Description of the task :: Extract every line below, verbatim.

Extracted data entries ::
↓

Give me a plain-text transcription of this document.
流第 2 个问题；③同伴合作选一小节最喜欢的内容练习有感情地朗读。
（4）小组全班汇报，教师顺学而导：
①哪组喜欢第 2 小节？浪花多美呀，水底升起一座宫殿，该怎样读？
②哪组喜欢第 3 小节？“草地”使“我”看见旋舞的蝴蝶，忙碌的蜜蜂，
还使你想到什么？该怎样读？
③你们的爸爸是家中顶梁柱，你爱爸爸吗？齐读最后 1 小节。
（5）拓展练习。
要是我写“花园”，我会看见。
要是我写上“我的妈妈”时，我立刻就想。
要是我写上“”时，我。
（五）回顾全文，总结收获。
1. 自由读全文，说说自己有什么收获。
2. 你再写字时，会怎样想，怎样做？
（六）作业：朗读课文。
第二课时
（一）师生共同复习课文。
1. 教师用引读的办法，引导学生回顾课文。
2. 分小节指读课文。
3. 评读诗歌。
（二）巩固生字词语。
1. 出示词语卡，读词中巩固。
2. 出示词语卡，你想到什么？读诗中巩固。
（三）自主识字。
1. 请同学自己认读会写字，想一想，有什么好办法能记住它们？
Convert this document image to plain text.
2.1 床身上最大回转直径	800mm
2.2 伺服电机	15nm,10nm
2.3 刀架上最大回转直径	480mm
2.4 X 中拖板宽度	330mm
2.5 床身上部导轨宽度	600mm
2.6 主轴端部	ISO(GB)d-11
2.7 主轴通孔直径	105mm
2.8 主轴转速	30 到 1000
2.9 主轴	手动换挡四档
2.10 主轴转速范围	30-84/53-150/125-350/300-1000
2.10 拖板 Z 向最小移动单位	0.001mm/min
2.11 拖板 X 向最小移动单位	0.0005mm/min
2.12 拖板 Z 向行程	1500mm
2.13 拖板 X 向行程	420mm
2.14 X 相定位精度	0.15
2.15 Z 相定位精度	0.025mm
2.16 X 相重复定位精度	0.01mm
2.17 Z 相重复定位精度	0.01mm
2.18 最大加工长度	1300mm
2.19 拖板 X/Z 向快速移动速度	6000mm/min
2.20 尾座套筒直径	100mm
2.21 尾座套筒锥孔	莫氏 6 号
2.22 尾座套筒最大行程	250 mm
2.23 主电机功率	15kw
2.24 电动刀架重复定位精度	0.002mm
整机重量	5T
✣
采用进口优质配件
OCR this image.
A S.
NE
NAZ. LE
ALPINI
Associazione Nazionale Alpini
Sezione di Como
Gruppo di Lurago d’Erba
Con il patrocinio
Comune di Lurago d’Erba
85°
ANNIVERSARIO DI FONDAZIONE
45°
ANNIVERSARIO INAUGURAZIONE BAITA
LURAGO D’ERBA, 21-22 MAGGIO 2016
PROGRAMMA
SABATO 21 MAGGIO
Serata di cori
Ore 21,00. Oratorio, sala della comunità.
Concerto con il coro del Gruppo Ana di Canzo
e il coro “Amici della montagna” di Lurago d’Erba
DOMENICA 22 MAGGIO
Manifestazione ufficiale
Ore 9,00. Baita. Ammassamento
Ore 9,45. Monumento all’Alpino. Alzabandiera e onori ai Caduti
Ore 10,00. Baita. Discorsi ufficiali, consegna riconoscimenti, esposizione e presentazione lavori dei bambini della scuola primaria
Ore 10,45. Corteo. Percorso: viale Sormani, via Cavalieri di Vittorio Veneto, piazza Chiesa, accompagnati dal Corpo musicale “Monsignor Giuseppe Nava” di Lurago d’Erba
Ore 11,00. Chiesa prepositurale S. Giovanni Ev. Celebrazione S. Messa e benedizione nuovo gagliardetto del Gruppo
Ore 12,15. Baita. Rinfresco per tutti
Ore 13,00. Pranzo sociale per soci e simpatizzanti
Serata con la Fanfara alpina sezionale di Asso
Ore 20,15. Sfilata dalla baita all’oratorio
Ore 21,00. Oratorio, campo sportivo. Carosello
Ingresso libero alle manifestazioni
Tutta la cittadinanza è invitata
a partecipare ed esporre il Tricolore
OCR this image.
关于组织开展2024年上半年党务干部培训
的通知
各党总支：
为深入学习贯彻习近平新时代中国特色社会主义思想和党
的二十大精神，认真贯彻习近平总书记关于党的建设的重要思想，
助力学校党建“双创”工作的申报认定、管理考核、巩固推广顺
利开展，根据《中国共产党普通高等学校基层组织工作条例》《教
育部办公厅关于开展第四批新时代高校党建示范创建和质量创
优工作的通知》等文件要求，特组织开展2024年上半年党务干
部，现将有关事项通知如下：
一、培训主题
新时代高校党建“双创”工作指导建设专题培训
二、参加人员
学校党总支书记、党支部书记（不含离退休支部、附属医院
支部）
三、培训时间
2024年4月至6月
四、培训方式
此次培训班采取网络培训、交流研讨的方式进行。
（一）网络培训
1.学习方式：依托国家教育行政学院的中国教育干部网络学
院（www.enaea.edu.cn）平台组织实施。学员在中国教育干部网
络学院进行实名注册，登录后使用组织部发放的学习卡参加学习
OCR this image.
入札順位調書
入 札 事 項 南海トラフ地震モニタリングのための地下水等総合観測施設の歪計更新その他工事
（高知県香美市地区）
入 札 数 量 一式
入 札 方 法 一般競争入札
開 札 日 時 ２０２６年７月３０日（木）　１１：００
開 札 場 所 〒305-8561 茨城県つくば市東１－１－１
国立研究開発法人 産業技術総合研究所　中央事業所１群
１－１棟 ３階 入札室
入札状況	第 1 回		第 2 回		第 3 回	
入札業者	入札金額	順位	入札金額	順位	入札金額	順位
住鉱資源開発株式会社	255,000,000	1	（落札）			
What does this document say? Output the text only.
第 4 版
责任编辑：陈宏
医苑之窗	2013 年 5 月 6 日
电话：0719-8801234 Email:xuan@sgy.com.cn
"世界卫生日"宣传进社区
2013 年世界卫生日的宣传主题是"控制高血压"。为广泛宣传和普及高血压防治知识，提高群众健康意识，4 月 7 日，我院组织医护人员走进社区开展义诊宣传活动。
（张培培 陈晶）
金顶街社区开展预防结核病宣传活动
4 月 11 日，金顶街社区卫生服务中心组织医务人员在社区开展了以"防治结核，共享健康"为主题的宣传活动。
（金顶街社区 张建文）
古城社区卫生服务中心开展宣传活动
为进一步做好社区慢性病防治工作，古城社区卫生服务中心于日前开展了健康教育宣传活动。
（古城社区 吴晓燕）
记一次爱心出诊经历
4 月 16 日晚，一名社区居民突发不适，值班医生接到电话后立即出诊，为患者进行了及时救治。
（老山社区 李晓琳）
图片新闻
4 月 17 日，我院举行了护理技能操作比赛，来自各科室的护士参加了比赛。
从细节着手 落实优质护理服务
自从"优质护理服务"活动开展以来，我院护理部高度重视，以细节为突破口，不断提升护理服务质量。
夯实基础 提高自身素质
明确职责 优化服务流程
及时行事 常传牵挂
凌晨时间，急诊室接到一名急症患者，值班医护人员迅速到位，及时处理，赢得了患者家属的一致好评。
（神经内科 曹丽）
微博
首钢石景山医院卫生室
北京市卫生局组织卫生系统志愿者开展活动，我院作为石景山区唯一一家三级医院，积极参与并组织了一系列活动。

↑

Result for this exercise ::
Give me a plain-text transcription of this document.
流第 2 个问题；③同伴合作选一小节最喜欢的内容练习有感情地朗读。
（4）小组全班汇报，教师顺学而导：
①哪组喜欢第 2 小节？浪花多美呀，水底升起一座宫殿，该怎样读？
②哪组喜欢第 3 小节？“草地”使“我”看见旋舞的蝴蝶，忙碌的蜜蜂，
还使你想到什么？该怎样读？
③你们的爸爸是家中顶梁柱，你爱爸爸吗？齐读最后 1 小节。
（5）拓展练习。
要是我写“花园”，我会看见。
要是我写上“我的妈妈”时，我立刻就想。
要是我写上“”时，我。
（五）回顾全文，总结收获。
1. 自由读全文，说说自己有什么收获。
2. 你再写字时，会怎样想，怎样做？
（六）作业：朗读课文。
第二课时
（一）师生共同复习课文。
1. 教师用引读的办法，引导学生回顾课文。
2. 分小节指读课文。
3. 评读诗歌。
（二）巩固生字词语。
1. 出示词语卡，读词中巩固。
2. 出示词语卡，你想到什么？读诗中巩固。
（三）自主识字。
1. 请同学自己认读会写字，想一想，有什么好办法能记住它们？
Convert this document image to plain text.
2.1 床身上最大回转直径	800mm
2.2 伺服电机	15nm,10nm
2.3 刀架上最大回转直径	480mm
2.4 X 中拖板宽度	330mm
2.5 床身上部导轨宽度	600mm
2.6 主轴端部	ISO(GB)d-11
2.7 主轴通孔直径	105mm
2.8 主轴转速	30 到 1000
2.9 主轴	手动换挡四档
2.10 主轴转速范围	30-84/53-150/125-350/300-1000
2.10 拖板 Z 向最小移动单位	0.001mm/min
2.11 拖板 X 向最小移动单位	0.0005mm/min
2.12 拖板 Z 向行程	1500mm
2.13 拖板 X 向行程	420mm
2.14 X 相定位精度	0.15
2.15 Z 相定位精度	0.025mm
2.16 X 相重复定位精度	0.01mm
2.17 Z 相重复定位精度	0.01mm
2.18 最大加工长度	1300mm
2.19 拖板 X/Z 向快速移动速度	6000mm/min
2.20 尾座套筒直径	100mm
2.21 尾座套筒锥孔	莫氏 6 号
2.22 尾座套筒最大行程	250 mm
2.23 主电机功率	15kw
2.24 电动刀架重复定位精度	0.002mm
整机重量	5T
✣
采用进口优质配件
OCR this image.
A S.
NE
NAZ. LE
ALPINI
Associazione Nazionale Alpini
Sezione di Como
Gruppo di Lurago d’Erba
Con il patrocinio
Comune di Lurago d’Erba
85°
ANNIVERSARIO DI FONDAZIONE
45°
ANNIVERSARIO INAUGURAZIONE BAITA
LURAGO D’ERBA, 21-22 MAGGIO 2016
PROGRAMMA
SABATO 21 MAGGIO
Serata di cori
Ore 21,00. Oratorio, sala della comunità.
Concerto con il coro del Gruppo Ana di Canzo
e il coro “Amici della montagna” di Lurago d’Erba
DOMENICA 22 MAGGIO
Manifestazione ufficiale
Ore 9,00. Baita. Ammassamento
Ore 9,45. Monumento all’Alpino. Alzabandiera e onori ai Caduti
Ore 10,00. Baita. Discorsi ufficiali, consegna riconoscimenti, esposizione e presentazione lavori dei bambini della scuola primaria
Ore 10,45. Corteo. Percorso: viale Sormani, via Cavalieri di Vittorio Veneto, piazza Chiesa, accompagnati dal Corpo musicale “Monsignor Giuseppe Nava” di Lurago d’Erba
Ore 11,00. Chiesa prepositurale S. Giovanni Ev. Celebrazione S. Messa e benedizione nuovo gagliardetto del Gruppo
Ore 12,15. Baita. Rinfresco per tutti
Ore 13,00. Pranzo sociale per soci e simpatizzanti
Serata con la Fanfara alpina sezionale di Asso
Ore 20,15. Sfilata dalla baita all’oratorio
Ore 21,00. Oratorio, campo sportivo. Carosello
Ingresso libero alle manifestazioni
Tutta la cittadinanza è invitata
a partecipare ed esporre il Tricolore
OCR this image.
关于组织开展2024年上半年党务干部培训
的通知
各党总支：
为深入学习贯彻习近平新时代中国特色社会主义思想和党
的二十大精神，认真贯彻习近平总书记关于党的建设的重要思想，
助力学校党建“双创”工作的申报认定、管理考核、巩固推广顺
利开展，根据《中国共产党普通高等学校基层组织工作条例》《教
育部办公厅关于开展第四批新时代高校党建示范创建和质量创
优工作的通知》等文件要求，特组织开展2024年上半年党务干
部，现将有关事项通知如下：
一、培训主题
新时代高校党建“双创”工作指导建设专题培训
二、参加人员
学校党总支书记、党支部书记（不含离退休支部、附属医院
支部）
三、培训时间
2024年4月至6月
四、培训方式
此次培训班采取网络培训、交流研讨的方式进行。
（一）网络培训
1.学习方式：依托国家教育行政学院的中国教育干部网络学
院（www.enaea.edu.cn）平台组织实施。学员在中国教育干部网
络学院进行实名注册，登录后使用组织部发放的学习卡参加学习
OCR this image.
入札順位調書
入 札 事 項 南海トラフ地震モニタリングのための地下水等総合観測施設の歪計更新その他工事
（高知県香美市地区）
入 札 数 量 一式
入 札 方 法 一般競争入札
開 札 日 時 ２０２６年７月３０日（木）　１１：００
開 札 場 所 〒305-8561 茨城県つくば市東１－１－１
国立研究開発法人 産業技術総合研究所　中央事業所１群
１－１棟 ３階 入札室
入札状況	第 1 回		第 2 回		第 3 回	
入札業者	入札金額	順位	入札金額	順位	入札金額	順位
住鉱資源開発株式会社	255,000,000	1	（落札）			
What does this document say? Output the text only.
第 4 版
责任编辑：陈宏
医苑之窗	2013 年 5 月 6 日
电话：0719-8801234 Email:xuan@sgy.com.cn
"世界卫生日"宣传进社区
2013 年世界卫生日的宣传主题是"控制高血压"。为广泛宣传和普及高血压防治知识，提高群众健康意识，4 月 7 日，我院组织医护人员走进社区开展义诊宣传活动。
（张培培 陈晶）
金顶街社区开展预防结核病宣传活动
4 月 11 日，金顶街社区卫生服务中心组织医务人员在社区开展了以"防治结核，共享健康"为主题的宣传活动。
（金顶街社区 张建文）
古城社区卫生服务中心开展宣传活动
为进一步做好社区慢性病防治工作，古城社区卫生服务中心于日前开展了健康教育宣传活动。
（古城社区 吴晓燕）
记一次爱心出诊经历
4 月 16 日晚，一名社区居民突发不适，值班医生接到电话后立即出诊，为患者进行了及时救治。
（老山社区 李晓琳）
图片新闻
4 月 17 日，我院举行了护理技能操作比赛，来自各科室的护士参加了比赛。
从细节着手 落实优质护理服务
自从"优质护理服务"活动开展以来，我院护理部高度重视，以细节为突破口，不断提升护理服务质量。
夯实基础 提高自身素质
明确职责 优化服务流程
及时行事 常传牵挂
凌晨时间，急诊室接到一名急症患者，值班医护人员迅速到位，及时处理，赢得了患者家属的一致好评。
（神经内科 曹丽）
微博
首钢石景山医院卫生室
北京市卫生局组织卫生系统志愿者开展活动，我院作为石景山区唯一一家三级医院，积极参与并组织了一系列活动。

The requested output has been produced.